SHORT PROBLEM | All of the entries must be reproduced exactly, with no images carried over.

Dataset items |
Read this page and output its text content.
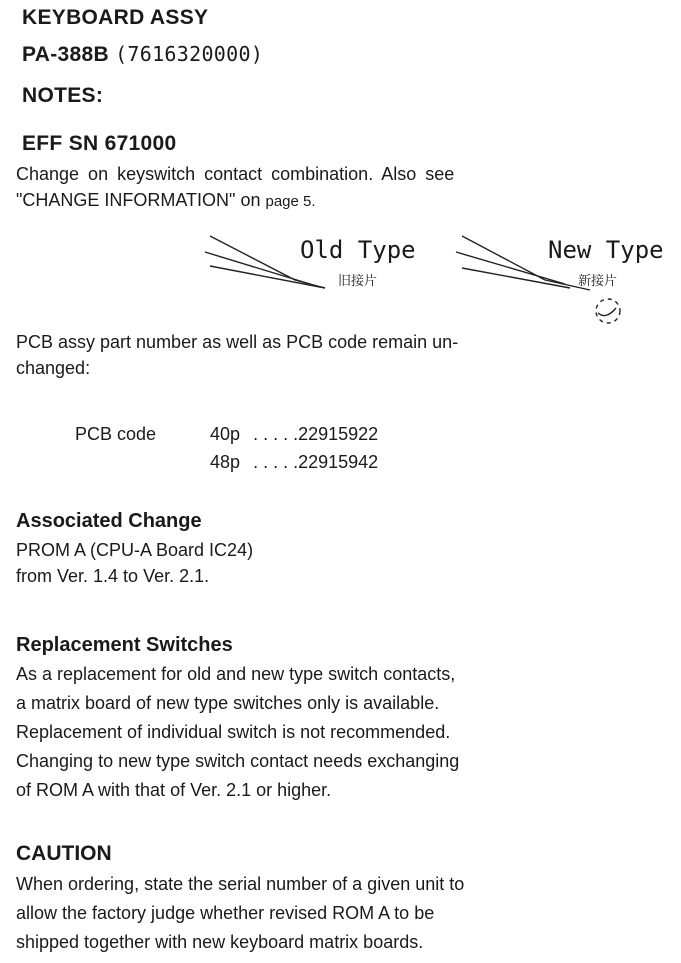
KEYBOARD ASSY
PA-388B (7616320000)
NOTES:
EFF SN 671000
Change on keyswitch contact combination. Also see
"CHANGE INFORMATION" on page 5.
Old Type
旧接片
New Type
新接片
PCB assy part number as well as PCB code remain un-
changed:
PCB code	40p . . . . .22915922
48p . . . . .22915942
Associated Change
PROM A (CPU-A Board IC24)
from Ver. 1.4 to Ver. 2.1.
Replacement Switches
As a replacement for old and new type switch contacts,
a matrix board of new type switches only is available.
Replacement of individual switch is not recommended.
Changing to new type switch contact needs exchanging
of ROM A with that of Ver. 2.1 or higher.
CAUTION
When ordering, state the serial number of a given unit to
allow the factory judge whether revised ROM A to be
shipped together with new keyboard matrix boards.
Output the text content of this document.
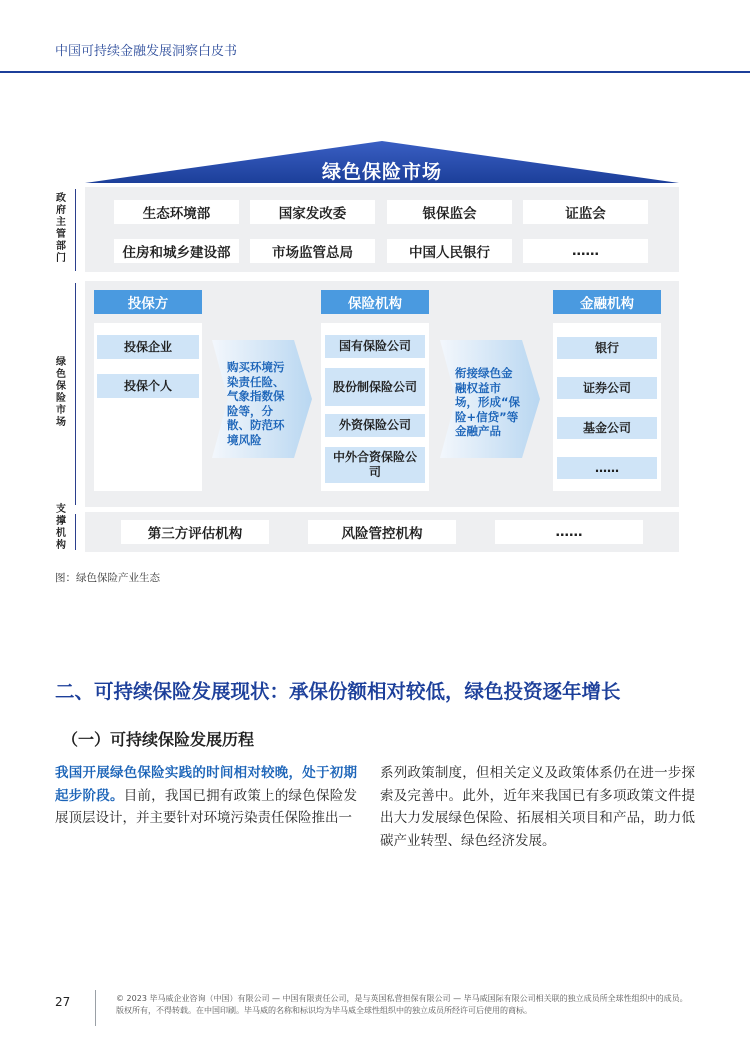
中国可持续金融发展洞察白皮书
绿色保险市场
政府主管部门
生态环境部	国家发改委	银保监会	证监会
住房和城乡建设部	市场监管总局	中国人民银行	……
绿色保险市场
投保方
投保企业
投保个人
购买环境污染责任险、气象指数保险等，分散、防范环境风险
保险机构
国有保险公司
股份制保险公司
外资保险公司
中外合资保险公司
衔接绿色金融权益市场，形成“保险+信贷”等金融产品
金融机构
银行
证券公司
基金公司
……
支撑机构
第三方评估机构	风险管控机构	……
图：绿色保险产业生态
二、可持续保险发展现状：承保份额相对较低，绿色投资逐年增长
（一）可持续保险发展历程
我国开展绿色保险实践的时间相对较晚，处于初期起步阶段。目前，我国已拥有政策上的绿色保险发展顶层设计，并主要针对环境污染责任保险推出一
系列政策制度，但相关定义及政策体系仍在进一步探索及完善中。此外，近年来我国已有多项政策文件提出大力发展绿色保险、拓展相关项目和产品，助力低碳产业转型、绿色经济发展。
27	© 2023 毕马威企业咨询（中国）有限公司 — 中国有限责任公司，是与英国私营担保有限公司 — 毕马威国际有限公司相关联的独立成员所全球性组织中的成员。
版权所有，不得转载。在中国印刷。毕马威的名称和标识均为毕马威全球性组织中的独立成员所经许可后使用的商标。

TASK RESULT |
Read this page and output its text content.
KEYBOARD ASSY
PA-388B (7616320000)
NOTES:
EFF SN 671000
Change on keyswitch contact combination. Also see
"CHANGE INFORMATION" on page 5.
Old Type
旧接片
New Type
新接片
PCB assy part number as well as PCB code remain un-
changed:
PCB code	40p . . . . .22915922
48p . . . . .22915942
Associated Change
PROM A (CPU-A Board IC24)
from Ver. 1.4 to Ver. 2.1.
Replacement Switches
As a replacement for old and new type switch contacts,
a matrix board of new type switches only is available.
Replacement of individual switch is not recommended.
Changing to new type switch contact needs exchanging
of ROM A with that of Ver. 2.1 or higher.
CAUTION
When ordering, state the serial number of a given unit to
allow the factory judge whether revised ROM A to be
shipped together with new keyboard matrix boards.
Output the text content of this document.
中国可持续金融发展洞察白皮书
绿色保险市场
政府主管部门
生态环境部	国家发改委	银保监会	证监会
住房和城乡建设部	市场监管总局	中国人民银行	……
绿色保险市场
投保方
投保企业
投保个人
购买环境污染责任险、气象指数保险等，分散、防范环境风险
保险机构
国有保险公司
股份制保险公司
外资保险公司
中外合资保险公司
衔接绿色金融权益市场，形成“保险+信贷”等金融产品
金融机构
银行
证券公司
基金公司
……
支撑机构
第三方评估机构	风险管控机构	……
图：绿色保险产业生态
二、可持续保险发展现状：承保份额相对较低，绿色投资逐年增长
（一）可持续保险发展历程
我国开展绿色保险实践的时间相对较晚，处于初期起步阶段。目前，我国已拥有政策上的绿色保险发展顶层设计，并主要针对环境污染责任保险推出一
系列政策制度，但相关定义及政策体系仍在进一步探索及完善中。此外，近年来我国已有多项政策文件提出大力发展绿色保险、拓展相关项目和产品，助力低碳产业转型、绿色经济发展。
27	© 2023 毕马威企业咨询（中国）有限公司 — 中国有限责任公司，是与英国私营担保有限公司 — 毕马威国际有限公司相关联的独立成员所全球性组织中的成员。
版权所有，不得转载。在中国印刷。毕马威的名称和标识均为毕马威全球性组织中的独立成员所经许可后使用的商标。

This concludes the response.